Problem details: Write out exactly the lines from the one containing "Output a JSON" through the last line of the records below, including both.

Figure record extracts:
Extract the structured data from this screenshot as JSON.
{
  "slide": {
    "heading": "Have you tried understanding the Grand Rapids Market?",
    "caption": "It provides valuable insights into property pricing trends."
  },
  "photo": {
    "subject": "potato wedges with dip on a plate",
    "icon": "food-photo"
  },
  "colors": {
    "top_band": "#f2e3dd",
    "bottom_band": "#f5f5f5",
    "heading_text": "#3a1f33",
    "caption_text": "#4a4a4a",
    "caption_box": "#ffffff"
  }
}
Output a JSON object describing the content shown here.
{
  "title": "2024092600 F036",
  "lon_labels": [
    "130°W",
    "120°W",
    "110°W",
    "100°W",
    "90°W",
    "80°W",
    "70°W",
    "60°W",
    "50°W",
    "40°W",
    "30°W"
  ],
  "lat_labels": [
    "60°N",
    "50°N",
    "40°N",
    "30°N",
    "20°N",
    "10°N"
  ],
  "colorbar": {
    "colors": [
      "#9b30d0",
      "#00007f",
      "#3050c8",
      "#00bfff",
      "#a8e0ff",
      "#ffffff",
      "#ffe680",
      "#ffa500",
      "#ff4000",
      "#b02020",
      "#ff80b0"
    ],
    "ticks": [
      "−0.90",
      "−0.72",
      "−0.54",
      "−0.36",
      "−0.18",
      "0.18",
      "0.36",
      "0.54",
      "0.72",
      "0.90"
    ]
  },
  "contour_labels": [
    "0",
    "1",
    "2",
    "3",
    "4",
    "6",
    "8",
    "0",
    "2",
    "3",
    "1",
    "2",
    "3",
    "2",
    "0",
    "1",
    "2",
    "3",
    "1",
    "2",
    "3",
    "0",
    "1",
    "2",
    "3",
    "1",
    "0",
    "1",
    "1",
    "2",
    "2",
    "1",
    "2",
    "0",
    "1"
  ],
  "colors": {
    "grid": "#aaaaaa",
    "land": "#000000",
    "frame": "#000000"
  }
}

Written solution:
Output a JSON object describing the content shown here.
{
  "title": "2024092600 F036",
  "lon_labels": [
    "130°W",
    "120°W",
    "110°W",
    "100°W",
    "90°W",
    "80°W",
    "70°W",
    "60°W",
    "50°W",
    "40°W",
    "30°W"
  ],
  "lat_labels": [
    "60°N",
    "50°N",
    "40°N",
    "30°N",
    "20°N",
    "10°N"
  ],
  "colorbar": {
    "colors": [
      "#9b30d0",
      "#00007f",
      "#3050c8",
      "#00bfff",
      "#a8e0ff",
      "#ffffff",
      "#ffe680",
      "#ffa500",
      "#ff4000",
      "#b02020",
      "#ff80b0"
    ],
    "ticks": [
      "−0.90",
      "−0.72",
      "−0.54",
      "−0.36",
      "−0.18",
      "0.18",
      "0.36",
      "0.54",
      "0.72",
      "0.90"
    ]
  },
  "contour_labels": [
    "0",
    "1",
    "2",
    "3",
    "4",
    "6",
    "8",
    "0",
    "2",
    "3",
    "1",
    "2",
    "3",
    "2",
    "0",
    "1",
    "2",
    "3",
    "1",
    "2",
    "3",
    "0",
    "1",
    "2",
    "3",
    "1",
    "0",
    "1",
    "1",
    "2",
    "2",
    "1",
    "2",
    "0",
    "1"
  ],
  "colors": {
    "grid": "#aaaaaa",
    "land": "#000000",
    "frame": "#000000"
  }
}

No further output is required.